*GIVEN EXERCISE*:
Return each line of the data below verbatim; pictures are to be left out.
————
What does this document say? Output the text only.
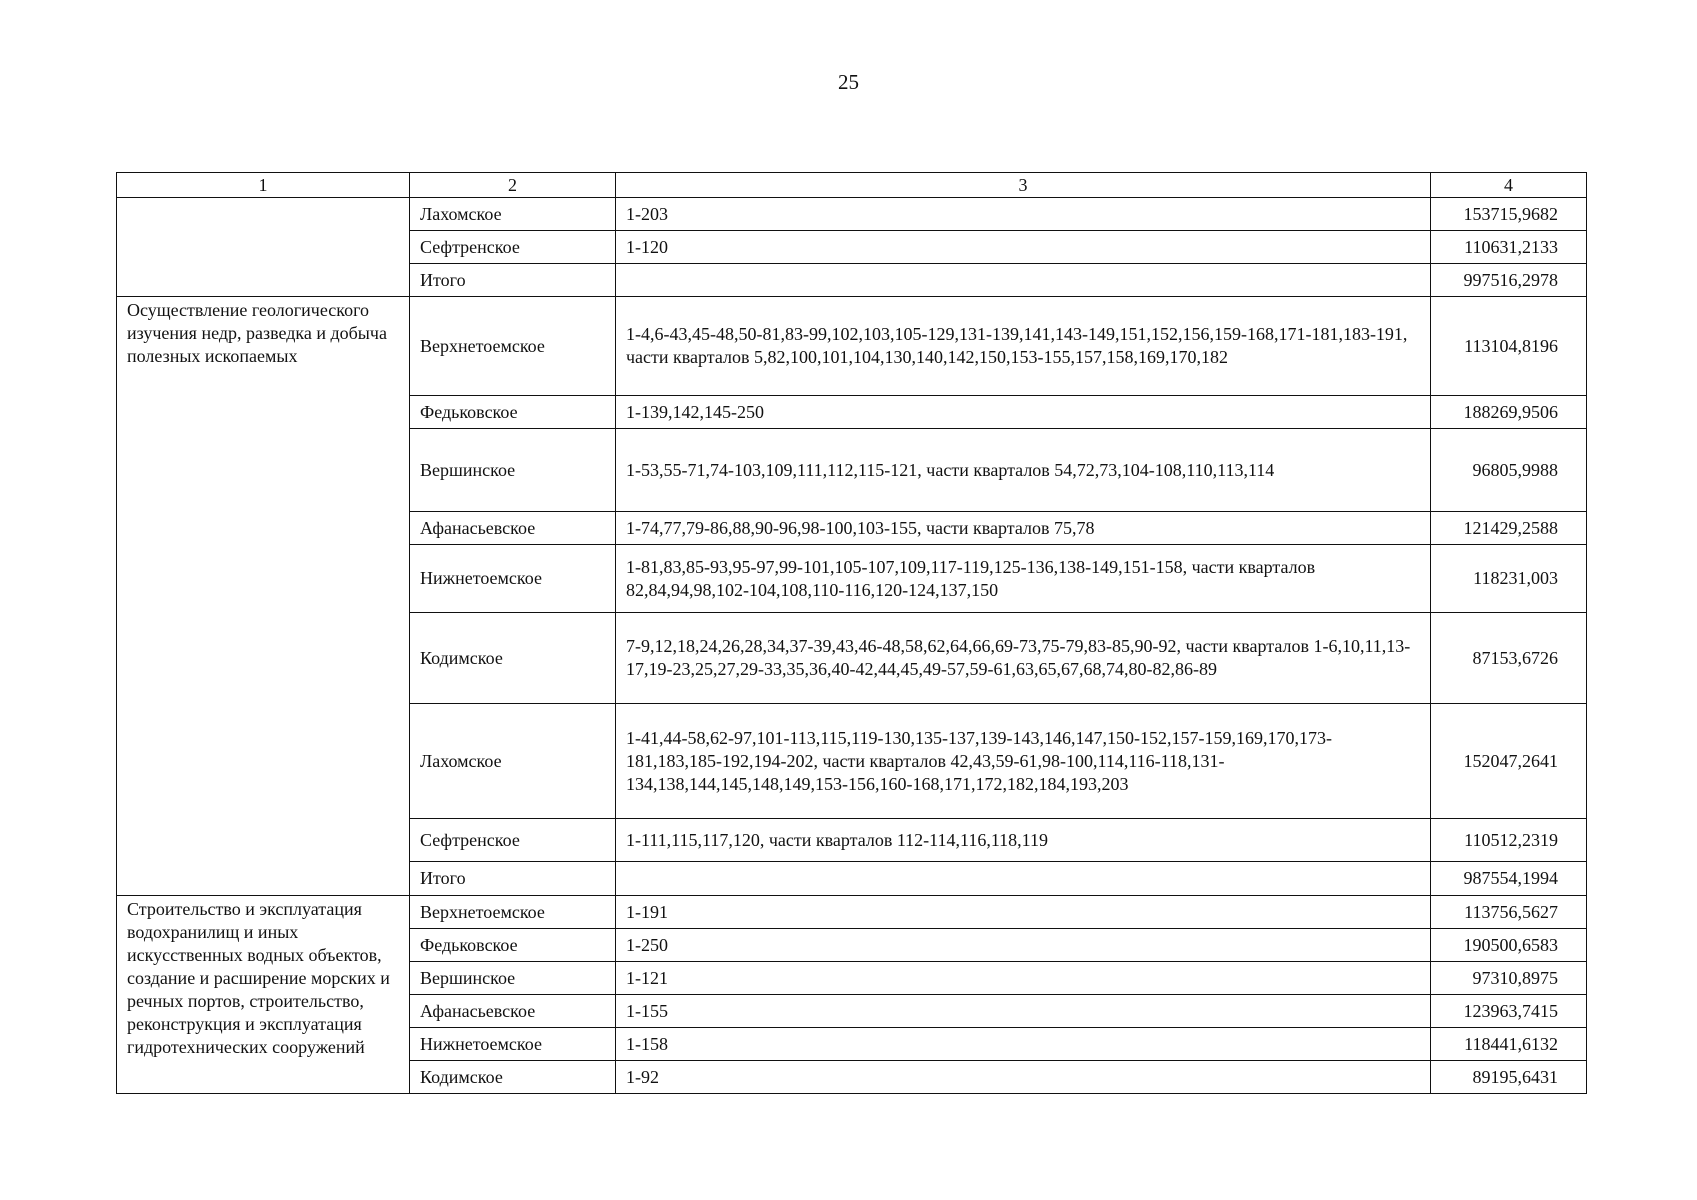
25
1	2	3	4
	Лахомское	1-203	153715,9682
	Сефтренское	1-120	110631,2133
	Итого		997516,2978
Осуществление геологического изучения недр, разведка и добыча полезных ископаемых	Верхнетоемское	1-4,6-43,45-48,50-81,83-99,102,103,105-129,131-139,141,143-149,151,152,156,159-168,171-181,183-191, части кварталов 5,82,100,101,104,130,140,142,150,153-155,157,158,169,170,182	113104,8196
	Федьковское	1-139,142,145-250	188269,9506
	Вершинское	1-53,55-71,74-103,109,111,112,115-121, части кварталов 54,72,73,104-108,110,113,114	96805,9988
	Афанасьевское	1-74,77,79-86,88,90-96,98-100,103-155, части кварталов 75,78	121429,2588
	Нижнетоемское	1-81,83,85-93,95-97,99-101,105-107,109,117-119,125-136,138-149,151-158, части кварталов 82,84,94,98,102-104,108,110-116,120-124,137,150	118231,003
	Кодимское	7-9,12,18,24,26,28,34,37-39,43,46-48,58,62,64,66,69-73,75-79,83-85,90-92, части кварталов 1-6,10,11,13-17,19-23,25,27,29-33,35,36,40-42,44,45,49-57,59-61,63,65,67,68,74,80-82,86-89	87153,6726
	Лахомское	1-41,44-58,62-97,101-113,115,119-130,135-137,139-143,146,147,150-152,157-159,169,170,173-181,183,185-192,194-202, части кварталов 42,43,59-61,98-100,114,116-118,131-134,138,144,145,148,149,153-156,160-168,171,172,182,184,193,203	152047,2641
	Сефтренское	1-111,115,117,120, части кварталов 112-114,116,118,119	110512,2319
	Итого		987554,1994
Строительство и эксплуатация водохранилищ и иных искусственных водных объектов, создание и расширение морских и речных портов, строительство, реконструкция и эксплуатация гидротехнических сооружений	Верхнетоемское	1-191	113756,5627
	Федьковское	1-250	190500,6583
	Вершинское	1-121	97310,8975
	Афанасьевское	1-155	123963,7415
	Нижнетоемское	1-158	118441,6132
	Кодимское	1-92	89195,6431
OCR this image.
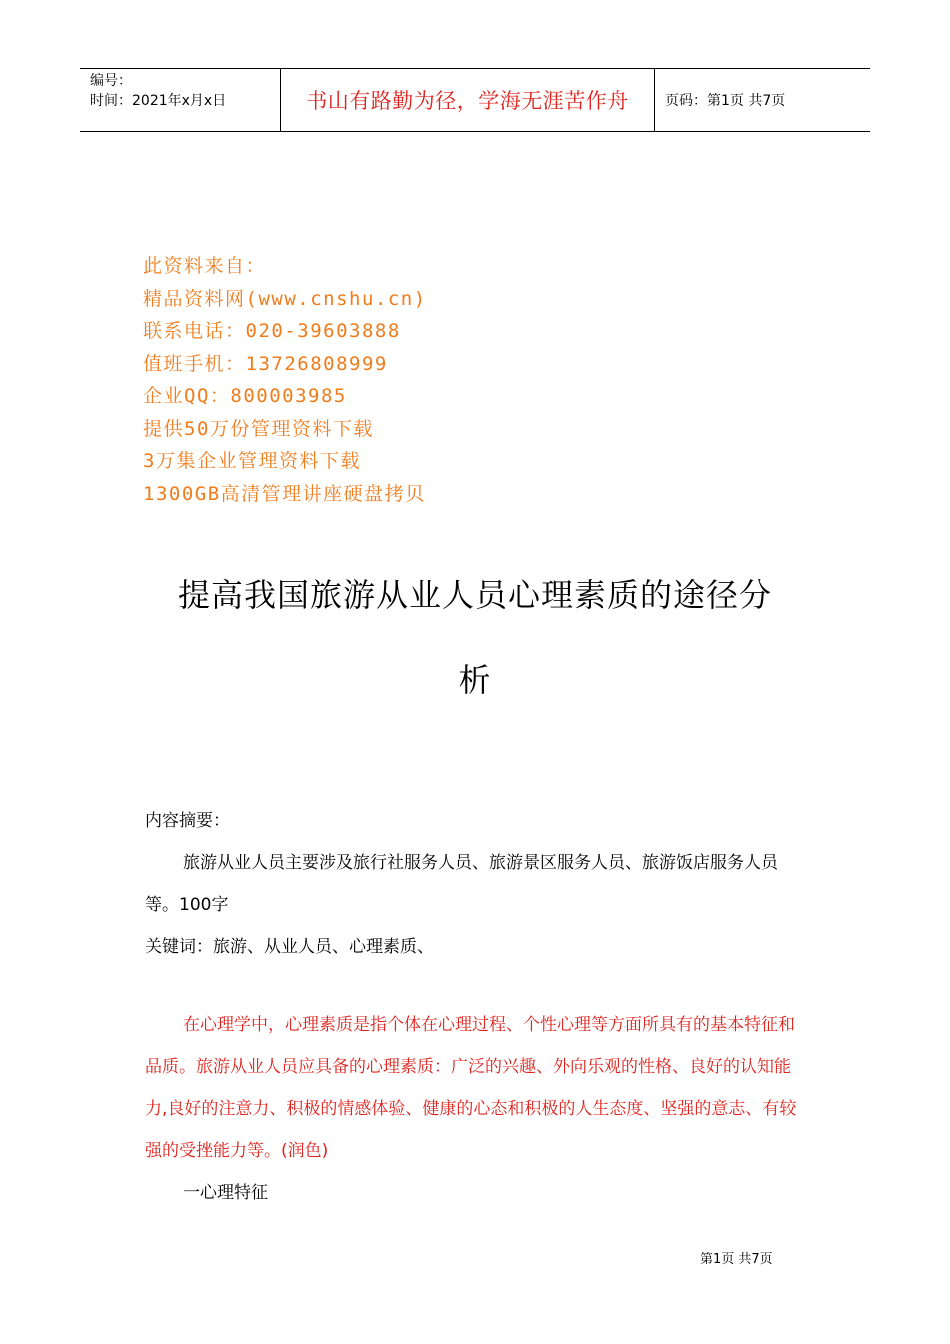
编号：
时间：2021年x月x日	书山有路勤为径，学海无涯苦作舟	页码：第1页 共7页
此资料来自：
精品资料网(www.cnshu.cn)
联系电话：020-39603888
值班手机：13726808999
企业QQ：800003985
提供50万份管理资料下载
3万集企业管理资料下载
1300GB高清管理讲座硬盘拷贝
提高我国旅游从业人员心理素质的途径分
析
内容摘要：
旅游从业人员主要涉及旅行社服务人员、旅游景区服务人员、旅游饭店服务人员等。100字
关键词：旅游、从业人员、心理素质、
在心理学中，心理素质是指个体在心理过程、个性心理等方面所具有的基本特征和品质。旅游从业人员应具备的心理素质：广泛的兴趣、外向乐观的性格、良好的认知能力,良好的注意力、积极的情感体验、健康的心态和积极的人生态度、坚强的意志、有较强的受挫能力等。(润色)
一心理特征
第1页 共7页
————
*REPLY TO THE EXERCISE*:
What does this document say? Output the text only.
25
1	2	3	4
	Лахомское	1-203	153715,9682
	Сефтренское	1-120	110631,2133
	Итого		997516,2978
Осуществление геологического изучения недр, разведка и добыча полезных ископаемых	Верхнетоемское	1-4,6-43,45-48,50-81,83-99,102,103,105-129,131-139,141,143-149,151,152,156,159-168,171-181,183-191, части кварталов 5,82,100,101,104,130,140,142,150,153-155,157,158,169,170,182	113104,8196
	Федьковское	1-139,142,145-250	188269,9506
	Вершинское	1-53,55-71,74-103,109,111,112,115-121, части кварталов 54,72,73,104-108,110,113,114	96805,9988
	Афанасьевское	1-74,77,79-86,88,90-96,98-100,103-155, части кварталов 75,78	121429,2588
	Нижнетоемское	1-81,83,85-93,95-97,99-101,105-107,109,117-119,125-136,138-149,151-158, части кварталов 82,84,94,98,102-104,108,110-116,120-124,137,150	118231,003
	Кодимское	7-9,12,18,24,26,28,34,37-39,43,46-48,58,62,64,66,69-73,75-79,83-85,90-92, части кварталов 1-6,10,11,13-17,19-23,25,27,29-33,35,36,40-42,44,45,49-57,59-61,63,65,67,68,74,80-82,86-89	87153,6726
	Лахомское	1-41,44-58,62-97,101-113,115,119-130,135-137,139-143,146,147,150-152,157-159,169,170,173-181,183,185-192,194-202, части кварталов 42,43,59-61,98-100,114,116-118,131-134,138,144,145,148,149,153-156,160-168,171,172,182,184,193,203	152047,2641
	Сефтренское	1-111,115,117,120, части кварталов 112-114,116,118,119	110512,2319
	Итого		987554,1994
Строительство и эксплуатация водохранилищ и иных искусственных водных объектов, создание и расширение морских и речных портов, строительство, реконструкция и эксплуатация гидротехнических сооружений	Верхнетоемское	1-191	113756,5627
	Федьковское	1-250	190500,6583
	Вершинское	1-121	97310,8975
	Афанасьевское	1-155	123963,7415
	Нижнетоемское	1-158	118441,6132
	Кодимское	1-92	89195,6431
OCR this image.
编号：
时间：2021年x月x日	书山有路勤为径，学海无涯苦作舟	页码：第1页 共7页
此资料来自：
精品资料网(www.cnshu.cn)
联系电话：020-39603888
值班手机：13726808999
企业QQ：800003985
提供50万份管理资料下载
3万集企业管理资料下载
1300GB高清管理讲座硬盘拷贝
提高我国旅游从业人员心理素质的途径分
析
内容摘要：
旅游从业人员主要涉及旅行社服务人员、旅游景区服务人员、旅游饭店服务人员等。100字
关键词：旅游、从业人员、心理素质、
在心理学中，心理素质是指个体在心理过程、个性心理等方面所具有的基本特征和品质。旅游从业人员应具备的心理素质：广泛的兴趣、外向乐观的性格、良好的认知能力,良好的注意力、积极的情感体验、健康的心态和积极的人生态度、坚强的意志、有较强的受挫能力等。(润色)
一心理特征
第1页 共7页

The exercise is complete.